▶ What to work on: Find the lines below that contain the string "EINSÄTZE". Copy each one.

[Data entries]
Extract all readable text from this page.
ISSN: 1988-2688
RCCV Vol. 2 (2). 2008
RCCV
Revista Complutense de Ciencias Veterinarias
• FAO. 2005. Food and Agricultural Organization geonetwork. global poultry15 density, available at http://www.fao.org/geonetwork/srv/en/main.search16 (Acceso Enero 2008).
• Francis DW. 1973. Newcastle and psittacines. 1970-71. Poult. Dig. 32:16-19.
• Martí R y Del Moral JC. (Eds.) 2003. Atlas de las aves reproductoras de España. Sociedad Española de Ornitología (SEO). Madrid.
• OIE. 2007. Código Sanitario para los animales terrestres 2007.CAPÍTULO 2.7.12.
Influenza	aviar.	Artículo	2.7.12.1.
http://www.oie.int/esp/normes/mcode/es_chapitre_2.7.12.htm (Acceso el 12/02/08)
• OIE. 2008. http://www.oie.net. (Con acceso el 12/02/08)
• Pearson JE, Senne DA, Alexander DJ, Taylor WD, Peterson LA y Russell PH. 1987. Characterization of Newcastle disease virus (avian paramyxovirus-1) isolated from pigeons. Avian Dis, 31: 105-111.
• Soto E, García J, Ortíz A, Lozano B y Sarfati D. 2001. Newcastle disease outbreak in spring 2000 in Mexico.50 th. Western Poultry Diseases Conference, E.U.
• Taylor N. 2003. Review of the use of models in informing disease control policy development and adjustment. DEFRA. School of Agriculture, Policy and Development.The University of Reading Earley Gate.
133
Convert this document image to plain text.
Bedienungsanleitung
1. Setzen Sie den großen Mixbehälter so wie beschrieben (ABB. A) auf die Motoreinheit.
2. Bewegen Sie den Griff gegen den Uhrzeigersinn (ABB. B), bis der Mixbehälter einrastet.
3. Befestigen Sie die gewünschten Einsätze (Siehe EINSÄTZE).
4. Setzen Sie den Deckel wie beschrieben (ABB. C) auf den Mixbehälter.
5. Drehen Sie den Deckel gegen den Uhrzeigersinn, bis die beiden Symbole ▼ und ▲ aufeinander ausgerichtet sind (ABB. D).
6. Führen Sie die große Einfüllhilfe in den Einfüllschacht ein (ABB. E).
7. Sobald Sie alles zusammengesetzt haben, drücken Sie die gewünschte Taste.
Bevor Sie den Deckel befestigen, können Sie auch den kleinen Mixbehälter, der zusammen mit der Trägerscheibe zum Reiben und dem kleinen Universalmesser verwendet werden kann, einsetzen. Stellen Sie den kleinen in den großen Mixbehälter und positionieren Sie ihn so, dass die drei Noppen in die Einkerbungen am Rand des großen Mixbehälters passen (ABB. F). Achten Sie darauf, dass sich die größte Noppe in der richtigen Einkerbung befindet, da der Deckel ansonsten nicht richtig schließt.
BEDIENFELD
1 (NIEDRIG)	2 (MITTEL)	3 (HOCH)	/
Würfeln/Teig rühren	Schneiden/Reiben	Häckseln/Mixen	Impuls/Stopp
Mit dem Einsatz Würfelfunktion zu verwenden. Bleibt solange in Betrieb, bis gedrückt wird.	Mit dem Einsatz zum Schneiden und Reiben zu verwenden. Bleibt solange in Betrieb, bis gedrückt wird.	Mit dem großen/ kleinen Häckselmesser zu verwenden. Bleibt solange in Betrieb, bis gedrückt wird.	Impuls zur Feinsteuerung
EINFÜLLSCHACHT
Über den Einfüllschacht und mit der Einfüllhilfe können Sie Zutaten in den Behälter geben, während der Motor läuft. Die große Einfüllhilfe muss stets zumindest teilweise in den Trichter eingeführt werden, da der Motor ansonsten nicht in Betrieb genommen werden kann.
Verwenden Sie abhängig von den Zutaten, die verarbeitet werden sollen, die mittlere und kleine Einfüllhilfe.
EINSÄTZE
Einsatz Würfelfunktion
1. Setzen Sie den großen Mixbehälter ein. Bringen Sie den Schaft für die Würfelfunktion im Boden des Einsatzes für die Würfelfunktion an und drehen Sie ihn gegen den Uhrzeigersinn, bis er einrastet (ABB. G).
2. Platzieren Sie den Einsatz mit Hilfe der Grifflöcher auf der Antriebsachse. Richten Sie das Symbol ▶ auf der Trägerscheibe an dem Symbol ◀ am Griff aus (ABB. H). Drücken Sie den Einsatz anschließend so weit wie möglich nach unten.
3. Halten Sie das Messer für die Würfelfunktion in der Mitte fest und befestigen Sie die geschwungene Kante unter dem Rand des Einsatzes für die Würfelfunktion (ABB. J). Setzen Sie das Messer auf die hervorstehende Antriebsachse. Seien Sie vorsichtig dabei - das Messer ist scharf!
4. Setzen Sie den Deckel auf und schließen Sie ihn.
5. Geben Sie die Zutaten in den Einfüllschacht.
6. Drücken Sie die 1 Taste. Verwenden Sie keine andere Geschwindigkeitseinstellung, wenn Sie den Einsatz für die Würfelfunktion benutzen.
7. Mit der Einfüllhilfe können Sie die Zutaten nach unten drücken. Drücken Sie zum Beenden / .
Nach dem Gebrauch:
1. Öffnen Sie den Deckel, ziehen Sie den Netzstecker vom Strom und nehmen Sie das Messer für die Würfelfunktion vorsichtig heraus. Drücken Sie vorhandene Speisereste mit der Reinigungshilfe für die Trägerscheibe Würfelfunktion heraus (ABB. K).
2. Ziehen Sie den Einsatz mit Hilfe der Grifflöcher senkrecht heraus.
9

▶ Result for this exercise:
3. Befestigen Sie die gewünschten Einsätze (Siehe EINSÄTZE).
EINSÄTZE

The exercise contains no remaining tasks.